[Records]

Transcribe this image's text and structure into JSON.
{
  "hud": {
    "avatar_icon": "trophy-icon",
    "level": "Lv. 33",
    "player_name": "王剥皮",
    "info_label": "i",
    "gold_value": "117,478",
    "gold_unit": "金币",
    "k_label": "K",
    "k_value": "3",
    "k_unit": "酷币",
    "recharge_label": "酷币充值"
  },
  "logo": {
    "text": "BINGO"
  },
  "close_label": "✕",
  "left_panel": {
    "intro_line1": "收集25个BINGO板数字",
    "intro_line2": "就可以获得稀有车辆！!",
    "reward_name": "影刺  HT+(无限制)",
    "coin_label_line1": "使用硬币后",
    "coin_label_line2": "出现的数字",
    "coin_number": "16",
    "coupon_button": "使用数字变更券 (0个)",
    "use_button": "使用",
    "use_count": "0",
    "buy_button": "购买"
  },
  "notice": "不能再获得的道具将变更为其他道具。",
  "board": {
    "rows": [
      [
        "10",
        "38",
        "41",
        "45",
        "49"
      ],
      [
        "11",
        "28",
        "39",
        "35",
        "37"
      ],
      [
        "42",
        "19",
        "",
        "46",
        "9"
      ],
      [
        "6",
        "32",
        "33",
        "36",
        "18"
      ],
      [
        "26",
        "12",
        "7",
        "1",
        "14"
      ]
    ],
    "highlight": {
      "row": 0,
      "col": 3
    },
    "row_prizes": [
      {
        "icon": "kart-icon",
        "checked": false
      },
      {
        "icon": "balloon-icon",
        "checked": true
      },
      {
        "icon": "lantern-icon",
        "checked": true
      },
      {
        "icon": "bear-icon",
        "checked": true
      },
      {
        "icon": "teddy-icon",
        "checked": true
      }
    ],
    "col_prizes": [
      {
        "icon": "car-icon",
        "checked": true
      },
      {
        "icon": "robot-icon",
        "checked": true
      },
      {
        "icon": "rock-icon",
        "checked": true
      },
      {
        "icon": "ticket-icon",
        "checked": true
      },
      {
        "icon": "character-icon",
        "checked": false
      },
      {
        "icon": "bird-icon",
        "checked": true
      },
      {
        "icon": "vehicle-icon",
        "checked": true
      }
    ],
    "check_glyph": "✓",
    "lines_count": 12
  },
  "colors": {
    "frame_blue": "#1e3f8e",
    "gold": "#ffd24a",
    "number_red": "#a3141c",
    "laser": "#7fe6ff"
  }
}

TASK TO COMPLETE:
Quote each line above in full, word for word.

RESULT OF THE TASK:
Transcribe this image's text and structure into JSON.
{
  "hud": {
    "avatar_icon": "trophy-icon",
    "level": "Lv. 33",
    "player_name": "王剥皮",
    "info_label": "i",
    "gold_value": "117,478",
    "gold_unit": "金币",
    "k_label": "K",
    "k_value": "3",
    "k_unit": "酷币",
    "recharge_label": "酷币充值"
  },
  "logo": {
    "text": "BINGO"
  },
  "close_label": "✕",
  "left_panel": {
    "intro_line1": "收集25个BINGO板数字",
    "intro_line2": "就可以获得稀有车辆！!",
    "reward_name": "影刺  HT+(无限制)",
    "coin_label_line1": "使用硬币后",
    "coin_label_line2": "出现的数字",
    "coin_number": "16",
    "coupon_button": "使用数字变更券 (0个)",
    "use_button": "使用",
    "use_count": "0",
    "buy_button": "购买"
  },
  "notice": "不能再获得的道具将变更为其他道具。",
  "board": {
    "rows": [
      [
        "10",
        "38",
        "41",
        "45",
        "49"
      ],
      [
        "11",
        "28",
        "39",
        "35",
        "37"
      ],
      [
        "42",
        "19",
        "",
        "46",
        "9"
      ],
      [
        "6",
        "32",
        "33",
        "36",
        "18"
      ],
      [
        "26",
        "12",
        "7",
        "1",
        "14"
      ]
    ],
    "highlight": {
      "row": 0,
      "col": 3
    },
    "row_prizes": [
      {
        "icon": "kart-icon",
        "checked": false
      },
      {
        "icon": "balloon-icon",
        "checked": true
      },
      {
        "icon": "lantern-icon",
        "checked": true
      },
      {
        "icon": "bear-icon",
        "checked": true
      },
      {
        "icon": "teddy-icon",
        "checked": true
      }
    ],
    "col_prizes": [
      {
        "icon": "car-icon",
        "checked": true
      },
      {
        "icon": "robot-icon",
        "checked": true
      },
      {
        "icon": "rock-icon",
        "checked": true
      },
      {
        "icon": "ticket-icon",
        "checked": true
      },
      {
        "icon": "character-icon",
        "checked": false
      },
      {
        "icon": "bird-icon",
        "checked": true
      },
      {
        "icon": "vehicle-icon",
        "checked": true
      }
    ],
    "check_glyph": "✓",
    "lines_count": 12
  },
  "colors": {
    "frame_blue": "#1e3f8e",
    "gold": "#ffd24a",
    "number_red": "#a3141c",
    "laser": "#7fe6ff"
  }
}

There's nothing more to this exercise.